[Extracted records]
________

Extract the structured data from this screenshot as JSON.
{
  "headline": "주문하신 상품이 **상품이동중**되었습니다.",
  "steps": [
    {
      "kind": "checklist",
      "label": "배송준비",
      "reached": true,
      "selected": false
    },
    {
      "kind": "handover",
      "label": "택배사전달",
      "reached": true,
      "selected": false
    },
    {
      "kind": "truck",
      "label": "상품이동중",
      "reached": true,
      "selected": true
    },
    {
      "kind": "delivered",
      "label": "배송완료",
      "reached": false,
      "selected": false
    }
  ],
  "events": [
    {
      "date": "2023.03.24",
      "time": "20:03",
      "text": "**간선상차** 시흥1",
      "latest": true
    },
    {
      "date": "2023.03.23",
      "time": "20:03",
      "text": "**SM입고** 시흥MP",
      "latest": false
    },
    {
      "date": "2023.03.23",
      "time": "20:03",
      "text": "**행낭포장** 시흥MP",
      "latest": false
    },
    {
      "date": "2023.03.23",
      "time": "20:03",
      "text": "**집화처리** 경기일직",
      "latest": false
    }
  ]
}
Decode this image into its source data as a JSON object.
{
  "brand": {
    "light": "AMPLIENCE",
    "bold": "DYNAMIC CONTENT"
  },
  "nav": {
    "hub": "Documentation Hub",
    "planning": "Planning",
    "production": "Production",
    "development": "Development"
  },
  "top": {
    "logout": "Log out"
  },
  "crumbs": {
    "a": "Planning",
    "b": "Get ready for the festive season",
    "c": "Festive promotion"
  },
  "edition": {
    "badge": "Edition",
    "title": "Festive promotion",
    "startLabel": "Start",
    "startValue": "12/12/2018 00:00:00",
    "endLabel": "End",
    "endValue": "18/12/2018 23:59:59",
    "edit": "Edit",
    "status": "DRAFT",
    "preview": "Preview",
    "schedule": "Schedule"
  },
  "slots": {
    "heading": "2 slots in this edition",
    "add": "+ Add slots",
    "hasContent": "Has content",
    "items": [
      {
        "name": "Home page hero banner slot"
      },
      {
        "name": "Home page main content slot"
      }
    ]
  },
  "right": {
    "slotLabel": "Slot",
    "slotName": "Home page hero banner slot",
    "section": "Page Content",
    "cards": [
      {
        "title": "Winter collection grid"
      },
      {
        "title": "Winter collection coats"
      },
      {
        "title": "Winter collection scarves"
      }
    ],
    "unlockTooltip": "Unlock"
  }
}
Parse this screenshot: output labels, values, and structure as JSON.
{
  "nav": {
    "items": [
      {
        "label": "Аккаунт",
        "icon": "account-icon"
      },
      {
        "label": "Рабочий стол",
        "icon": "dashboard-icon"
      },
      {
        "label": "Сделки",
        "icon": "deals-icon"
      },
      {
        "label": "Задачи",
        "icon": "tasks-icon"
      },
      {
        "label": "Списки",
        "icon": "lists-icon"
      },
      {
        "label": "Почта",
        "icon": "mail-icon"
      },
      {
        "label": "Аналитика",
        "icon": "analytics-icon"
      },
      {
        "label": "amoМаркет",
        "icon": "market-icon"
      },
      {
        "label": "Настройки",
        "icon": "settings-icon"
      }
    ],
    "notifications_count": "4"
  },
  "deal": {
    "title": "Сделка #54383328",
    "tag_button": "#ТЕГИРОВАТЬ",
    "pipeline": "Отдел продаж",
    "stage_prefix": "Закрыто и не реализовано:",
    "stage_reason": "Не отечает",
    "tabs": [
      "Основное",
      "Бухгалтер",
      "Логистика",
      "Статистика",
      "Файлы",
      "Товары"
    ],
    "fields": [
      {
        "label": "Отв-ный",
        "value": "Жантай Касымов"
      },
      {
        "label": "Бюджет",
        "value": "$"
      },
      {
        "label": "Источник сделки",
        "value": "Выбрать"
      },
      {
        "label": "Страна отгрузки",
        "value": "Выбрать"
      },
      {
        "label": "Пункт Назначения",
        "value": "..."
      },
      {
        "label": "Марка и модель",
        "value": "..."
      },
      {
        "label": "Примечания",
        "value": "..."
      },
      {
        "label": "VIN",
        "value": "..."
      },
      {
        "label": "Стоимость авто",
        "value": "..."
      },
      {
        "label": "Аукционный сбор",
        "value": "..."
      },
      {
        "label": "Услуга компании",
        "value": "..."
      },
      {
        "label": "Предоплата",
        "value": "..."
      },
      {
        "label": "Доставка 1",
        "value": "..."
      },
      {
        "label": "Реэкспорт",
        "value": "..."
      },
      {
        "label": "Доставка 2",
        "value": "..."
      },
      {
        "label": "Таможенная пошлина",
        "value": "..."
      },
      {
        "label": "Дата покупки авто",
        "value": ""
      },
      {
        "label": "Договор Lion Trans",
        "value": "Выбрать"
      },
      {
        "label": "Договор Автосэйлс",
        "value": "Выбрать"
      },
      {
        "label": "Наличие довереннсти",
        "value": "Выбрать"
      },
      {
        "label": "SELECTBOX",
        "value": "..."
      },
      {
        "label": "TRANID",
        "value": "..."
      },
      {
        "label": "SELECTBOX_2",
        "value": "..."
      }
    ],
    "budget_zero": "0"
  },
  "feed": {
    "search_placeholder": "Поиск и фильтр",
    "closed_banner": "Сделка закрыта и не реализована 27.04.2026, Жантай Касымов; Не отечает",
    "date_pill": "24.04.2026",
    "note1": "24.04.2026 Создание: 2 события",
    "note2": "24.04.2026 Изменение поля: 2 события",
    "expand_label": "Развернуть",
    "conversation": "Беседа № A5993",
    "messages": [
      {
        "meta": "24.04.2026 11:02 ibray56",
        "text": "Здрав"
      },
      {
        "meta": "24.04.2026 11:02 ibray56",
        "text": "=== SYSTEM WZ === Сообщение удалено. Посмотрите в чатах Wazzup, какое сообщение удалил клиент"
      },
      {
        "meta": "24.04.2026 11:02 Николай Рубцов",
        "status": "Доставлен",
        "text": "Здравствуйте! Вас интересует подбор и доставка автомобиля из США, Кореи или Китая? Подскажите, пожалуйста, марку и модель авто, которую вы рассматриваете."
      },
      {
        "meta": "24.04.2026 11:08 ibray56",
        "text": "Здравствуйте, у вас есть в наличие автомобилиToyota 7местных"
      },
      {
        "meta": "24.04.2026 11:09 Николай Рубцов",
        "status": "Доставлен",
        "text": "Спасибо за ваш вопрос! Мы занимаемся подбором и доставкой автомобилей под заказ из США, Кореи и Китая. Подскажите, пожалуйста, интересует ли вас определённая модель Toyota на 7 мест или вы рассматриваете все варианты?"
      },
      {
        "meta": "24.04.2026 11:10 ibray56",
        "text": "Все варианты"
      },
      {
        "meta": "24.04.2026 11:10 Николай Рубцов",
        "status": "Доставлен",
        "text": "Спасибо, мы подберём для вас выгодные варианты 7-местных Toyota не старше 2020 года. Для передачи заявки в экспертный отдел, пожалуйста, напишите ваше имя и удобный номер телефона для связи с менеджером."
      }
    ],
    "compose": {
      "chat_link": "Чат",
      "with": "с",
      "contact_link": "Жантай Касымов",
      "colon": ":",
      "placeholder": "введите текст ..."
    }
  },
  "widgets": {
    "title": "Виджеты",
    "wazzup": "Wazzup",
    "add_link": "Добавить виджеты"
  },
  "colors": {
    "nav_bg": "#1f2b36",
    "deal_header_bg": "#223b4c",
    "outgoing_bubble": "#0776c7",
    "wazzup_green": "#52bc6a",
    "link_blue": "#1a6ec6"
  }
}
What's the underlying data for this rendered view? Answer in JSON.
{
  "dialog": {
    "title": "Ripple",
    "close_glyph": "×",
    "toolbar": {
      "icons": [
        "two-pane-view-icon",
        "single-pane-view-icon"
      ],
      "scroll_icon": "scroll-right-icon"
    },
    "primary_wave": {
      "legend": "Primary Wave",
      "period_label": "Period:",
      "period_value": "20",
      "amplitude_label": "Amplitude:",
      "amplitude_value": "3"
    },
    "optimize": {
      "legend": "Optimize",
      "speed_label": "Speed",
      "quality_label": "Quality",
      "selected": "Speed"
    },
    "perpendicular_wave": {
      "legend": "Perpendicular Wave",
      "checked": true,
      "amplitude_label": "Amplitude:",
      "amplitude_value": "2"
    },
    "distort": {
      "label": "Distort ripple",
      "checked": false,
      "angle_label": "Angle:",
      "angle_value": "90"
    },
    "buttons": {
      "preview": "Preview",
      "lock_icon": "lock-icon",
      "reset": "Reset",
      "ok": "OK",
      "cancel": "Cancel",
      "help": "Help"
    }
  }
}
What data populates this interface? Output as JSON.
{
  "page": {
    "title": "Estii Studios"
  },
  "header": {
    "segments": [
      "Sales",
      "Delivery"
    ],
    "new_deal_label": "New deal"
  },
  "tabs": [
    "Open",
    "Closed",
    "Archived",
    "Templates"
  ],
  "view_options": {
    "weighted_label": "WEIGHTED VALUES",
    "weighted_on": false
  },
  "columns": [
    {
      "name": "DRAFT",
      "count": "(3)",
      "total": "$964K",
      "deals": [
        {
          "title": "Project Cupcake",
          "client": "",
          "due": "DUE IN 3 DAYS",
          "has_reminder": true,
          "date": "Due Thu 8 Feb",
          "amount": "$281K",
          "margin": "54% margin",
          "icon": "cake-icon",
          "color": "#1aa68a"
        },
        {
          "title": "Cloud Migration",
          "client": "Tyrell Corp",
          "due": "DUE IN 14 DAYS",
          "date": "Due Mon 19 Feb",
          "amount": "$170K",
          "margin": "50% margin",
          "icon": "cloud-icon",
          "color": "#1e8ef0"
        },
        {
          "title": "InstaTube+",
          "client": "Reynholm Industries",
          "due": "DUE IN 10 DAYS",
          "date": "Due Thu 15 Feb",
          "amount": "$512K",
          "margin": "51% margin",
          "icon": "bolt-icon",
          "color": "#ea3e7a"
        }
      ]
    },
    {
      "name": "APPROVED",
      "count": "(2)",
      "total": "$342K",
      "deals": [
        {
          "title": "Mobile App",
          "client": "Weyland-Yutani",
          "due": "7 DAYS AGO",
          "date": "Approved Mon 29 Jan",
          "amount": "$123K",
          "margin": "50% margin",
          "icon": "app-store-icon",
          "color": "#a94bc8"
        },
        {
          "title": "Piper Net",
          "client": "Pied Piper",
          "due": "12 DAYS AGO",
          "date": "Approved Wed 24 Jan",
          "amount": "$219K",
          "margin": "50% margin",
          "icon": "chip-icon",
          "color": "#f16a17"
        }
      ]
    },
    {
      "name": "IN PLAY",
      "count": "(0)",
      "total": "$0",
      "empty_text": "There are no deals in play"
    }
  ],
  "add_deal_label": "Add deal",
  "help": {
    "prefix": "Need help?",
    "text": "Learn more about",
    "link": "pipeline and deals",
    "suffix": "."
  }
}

________

Aim of the task | Give every line of the material that includes the string "Рубцов".

The response |
        "meta": "24.04.2026 11:02 Николай Рубцов",
        "meta": "24.04.2026 11:09 Николай Рубцов",
        "meta": "24.04.2026 11:10 Николай Рубцов",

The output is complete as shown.